■ **YOUR OBJECTIVE**
Compile every line that includes the word "miesięcy".
--- begin SUPPLIED INFORMATION ---
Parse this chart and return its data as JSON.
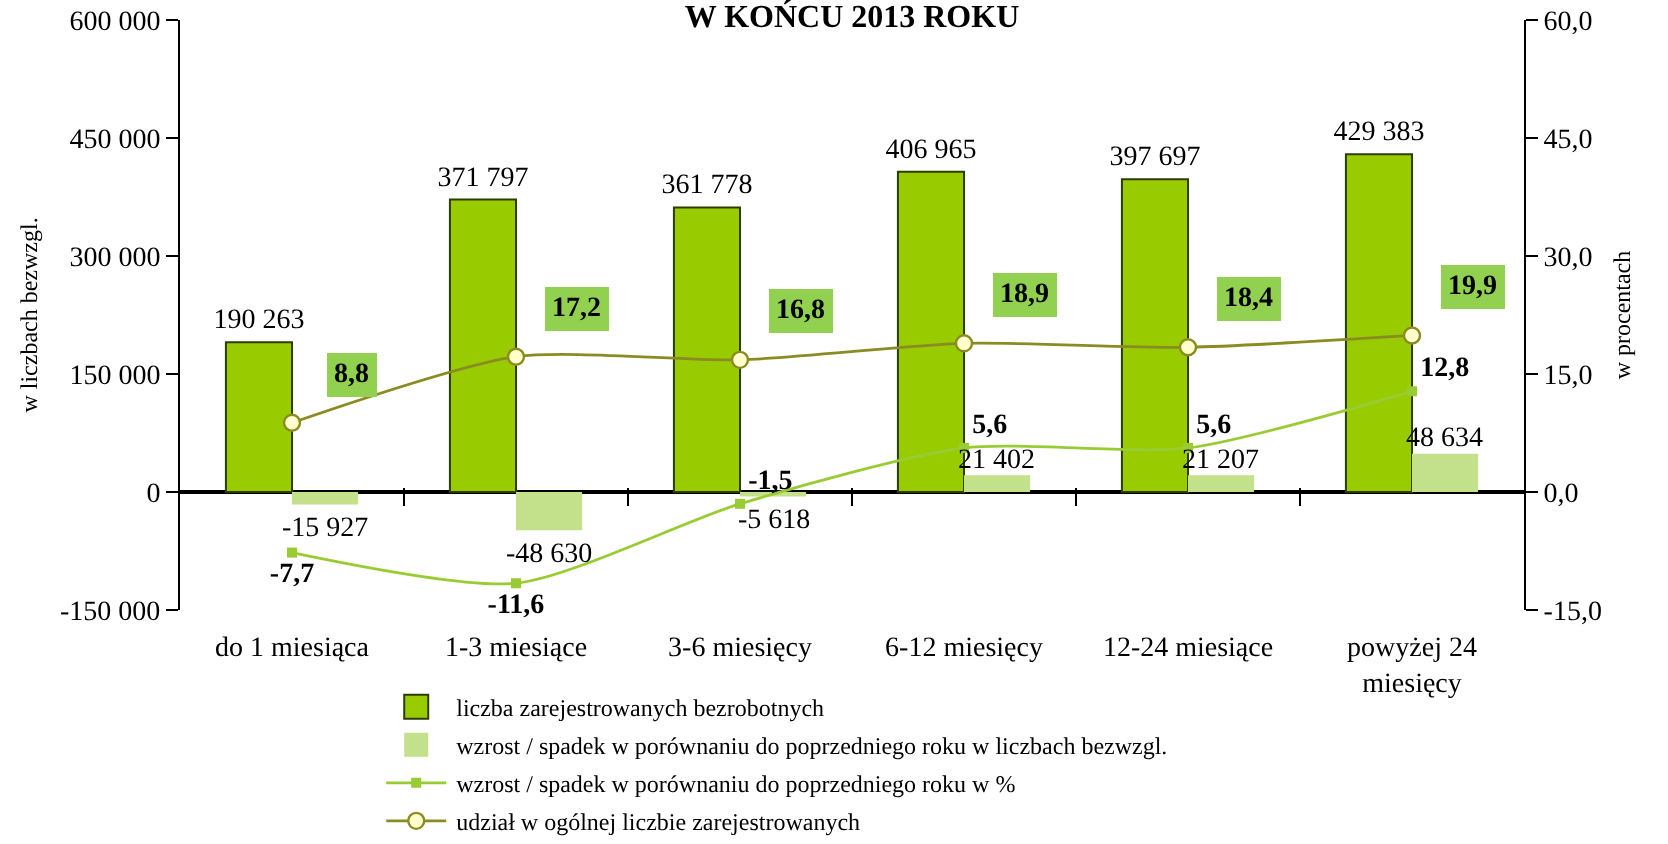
{
  "chart_data": {
    "type": "bar",
    "title": "W KOŃCU 2013 ROKU",
    "ylabel": "w liczbach bezwzgl.",
    "y2label": "w procentach",
    "categories": [
      "do 1 miesiąca",
      "1-3 miesiące",
      "3-6 miesięcy",
      "6-12 miesięcy",
      "12-24 miesiące",
      "powyżej 24 miesięcy"
    ],
    "series": [
      {
        "name": "liczba zarejestrowanych bezrobotnych",
        "type": "bar",
        "color": "#99cc00",
        "values": [
          190263,
          371797,
          361778,
          406965,
          397697,
          429383
        ],
        "value_labels": [
          "190 263",
          "371 797",
          "361 778",
          "406 965",
          "397 697",
          "429 383"
        ]
      },
      {
        "name": "wzrost / spadek w porównaniu do poprzedniego roku w liczbach bezwzgl.",
        "type": "bar",
        "color": "#c3e08a",
        "values": [
          -15927,
          -48630,
          -5618,
          21402,
          21207,
          48634
        ],
        "value_labels": [
          "-15 927",
          "-48 630",
          "-5 618",
          "21 402",
          "21 207",
          "48 634"
        ]
      },
      {
        "name": "wzrost / spadek w porównaniu do poprzedniego roku w %",
        "type": "line",
        "axis": "y2",
        "color": "#99cc33",
        "marker": "square",
        "values": [
          -7.7,
          -11.6,
          -1.5,
          5.6,
          5.6,
          12.8
        ],
        "value_labels": [
          "-7,7",
          "-11,6",
          "-1,5",
          "5,6",
          "5,6",
          "12,8"
        ]
      },
      {
        "name": "udział w ogólnej liczbie zarejestrowanych",
        "type": "line",
        "axis": "y2",
        "color": "#8b8b23",
        "marker": "circle",
        "values": [
          8.8,
          17.2,
          16.8,
          18.9,
          18.4,
          19.9
        ],
        "value_labels": [
          "8,8",
          "17,2",
          "16,8",
          "18,9",
          "18,4",
          "19,9"
        ]
      }
    ],
    "ylim": [
      -150000,
      600000
    ],
    "yticks": [
      {
        "value": -150000,
        "label": "-150 000"
      },
      {
        "value": 0,
        "label": "0"
      },
      {
        "value": 150000,
        "label": "150 000"
      },
      {
        "value": 300000,
        "label": "300 000"
      },
      {
        "value": 450000,
        "label": "450 000"
      },
      {
        "value": 600000,
        "label": "600 000"
      }
    ],
    "y2lim": [
      -15,
      60
    ],
    "y2ticks": [
      {
        "value": -15,
        "label": "-15,0"
      },
      {
        "value": 0,
        "label": "0,0"
      },
      {
        "value": 15,
        "label": "15,0"
      },
      {
        "value": 30,
        "label": "30,0"
      },
      {
        "value": 45,
        "label": "45,0"
      },
      {
        "value": 60,
        "label": "60,0"
      }
    ],
    "legend": "bottom",
    "line_style": "solid"
  }
}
--- end SUPPLIED INFORMATION ---
■ **RESULT OF THE TASK**
      "3-6 miesięcy",
      "6-12 miesięcy",
      "powyżej 24 miesięcy"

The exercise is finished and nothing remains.